* Begin Records *

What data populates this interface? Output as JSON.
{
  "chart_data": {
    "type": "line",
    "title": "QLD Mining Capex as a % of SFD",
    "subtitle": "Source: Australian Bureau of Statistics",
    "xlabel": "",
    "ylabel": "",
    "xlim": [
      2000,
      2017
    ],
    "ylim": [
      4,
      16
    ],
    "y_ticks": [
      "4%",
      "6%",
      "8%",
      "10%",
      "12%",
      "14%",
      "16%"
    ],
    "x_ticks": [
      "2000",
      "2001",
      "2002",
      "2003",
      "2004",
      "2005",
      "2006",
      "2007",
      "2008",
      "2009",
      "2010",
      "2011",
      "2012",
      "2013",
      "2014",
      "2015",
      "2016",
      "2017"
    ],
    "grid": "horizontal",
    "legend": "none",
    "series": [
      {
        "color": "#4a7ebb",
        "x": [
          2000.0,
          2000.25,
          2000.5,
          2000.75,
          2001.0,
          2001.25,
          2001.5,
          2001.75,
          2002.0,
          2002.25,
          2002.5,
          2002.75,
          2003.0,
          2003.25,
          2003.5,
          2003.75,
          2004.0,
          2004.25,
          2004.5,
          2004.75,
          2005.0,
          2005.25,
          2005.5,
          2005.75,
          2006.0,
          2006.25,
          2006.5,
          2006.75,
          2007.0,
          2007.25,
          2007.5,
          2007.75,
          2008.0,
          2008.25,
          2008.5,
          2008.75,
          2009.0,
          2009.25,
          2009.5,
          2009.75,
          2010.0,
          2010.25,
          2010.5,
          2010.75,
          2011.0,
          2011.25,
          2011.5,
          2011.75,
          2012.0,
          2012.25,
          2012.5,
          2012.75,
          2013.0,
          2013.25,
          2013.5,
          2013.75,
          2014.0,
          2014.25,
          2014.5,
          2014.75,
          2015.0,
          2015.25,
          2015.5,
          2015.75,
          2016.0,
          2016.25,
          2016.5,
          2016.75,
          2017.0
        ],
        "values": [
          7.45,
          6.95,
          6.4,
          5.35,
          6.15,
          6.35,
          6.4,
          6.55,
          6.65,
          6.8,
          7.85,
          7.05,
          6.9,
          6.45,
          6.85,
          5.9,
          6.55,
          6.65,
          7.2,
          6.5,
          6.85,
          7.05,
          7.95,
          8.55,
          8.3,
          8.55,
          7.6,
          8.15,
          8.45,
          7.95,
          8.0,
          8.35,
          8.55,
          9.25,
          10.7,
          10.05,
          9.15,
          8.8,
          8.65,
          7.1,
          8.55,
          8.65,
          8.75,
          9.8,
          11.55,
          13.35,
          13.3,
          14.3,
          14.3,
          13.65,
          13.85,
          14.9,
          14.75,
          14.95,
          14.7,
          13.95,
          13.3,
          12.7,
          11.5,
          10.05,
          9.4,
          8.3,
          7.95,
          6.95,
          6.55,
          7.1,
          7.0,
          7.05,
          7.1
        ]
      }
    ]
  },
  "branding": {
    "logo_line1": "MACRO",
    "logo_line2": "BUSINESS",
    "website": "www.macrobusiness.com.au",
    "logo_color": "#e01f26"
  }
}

* End Records *

(What the task requires):
Reproduce every line of the data verbatim.

(Response to the task):
What data populates this interface? Output as JSON.
{
  "chart_data": {
    "type": "line",
    "title": "QLD Mining Capex as a % of SFD",
    "subtitle": "Source: Australian Bureau of Statistics",
    "xlabel": "",
    "ylabel": "",
    "xlim": [
      2000,
      2017
    ],
    "ylim": [
      4,
      16
    ],
    "y_ticks": [
      "4%",
      "6%",
      "8%",
      "10%",
      "12%",
      "14%",
      "16%"
    ],
    "x_ticks": [
      "2000",
      "2001",
      "2002",
      "2003",
      "2004",
      "2005",
      "2006",
      "2007",
      "2008",
      "2009",
      "2010",
      "2011",
      "2012",
      "2013",
      "2014",
      "2015",
      "2016",
      "2017"
    ],
    "grid": "horizontal",
    "legend": "none",
    "series": [
      {
        "color": "#4a7ebb",
        "x": [
          2000.0,
          2000.25,
          2000.5,
          2000.75,
          2001.0,
          2001.25,
          2001.5,
          2001.75,
          2002.0,
          2002.25,
          2002.5,
          2002.75,
          2003.0,
          2003.25,
          2003.5,
          2003.75,
          2004.0,
          2004.25,
          2004.5,
          2004.75,
          2005.0,
          2005.25,
          2005.5,
          2005.75,
          2006.0,
          2006.25,
          2006.5,
          2006.75,
          2007.0,
          2007.25,
          2007.5,
          2007.75,
          2008.0,
          2008.25,
          2008.5,
          2008.75,
          2009.0,
          2009.25,
          2009.5,
          2009.75,
          2010.0,
          2010.25,
          2010.5,
          2010.75,
          2011.0,
          2011.25,
          2011.5,
          2011.75,
          2012.0,
          2012.25,
          2012.5,
          2012.75,
          2013.0,
          2013.25,
          2013.5,
          2013.75,
          2014.0,
          2014.25,
          2014.5,
          2014.75,
          2015.0,
          2015.25,
          2015.5,
          2015.75,
          2016.0,
          2016.25,
          2016.5,
          2016.75,
          2017.0
        ],
        "values": [
          7.45,
          6.95,
          6.4,
          5.35,
          6.15,
          6.35,
          6.4,
          6.55,
          6.65,
          6.8,
          7.85,
          7.05,
          6.9,
          6.45,
          6.85,
          5.9,
          6.55,
          6.65,
          7.2,
          6.5,
          6.85,
          7.05,
          7.95,
          8.55,
          8.3,
          8.55,
          7.6,
          8.15,
          8.45,
          7.95,
          8.0,
          8.35,
          8.55,
          9.25,
          10.7,
          10.05,
          9.15,
          8.8,
          8.65,
          7.1,
          8.55,
          8.65,
          8.75,
          9.8,
          11.55,
          13.35,
          13.3,
          14.3,
          14.3,
          13.65,
          13.85,
          14.9,
          14.75,
          14.95,
          14.7,
          13.95,
          13.3,
          12.7,
          11.5,
          10.05,
          9.4,
          8.3,
          7.95,
          6.95,
          6.55,
          7.1,
          7.0,
          7.05,
          7.1
        ]
      }
    ]
  },
  "branding": {
    "logo_line1": "MACRO",
    "logo_line2": "BUSINESS",
    "website": "www.macrobusiness.com.au",
    "logo_color": "#e01f26"
  }
}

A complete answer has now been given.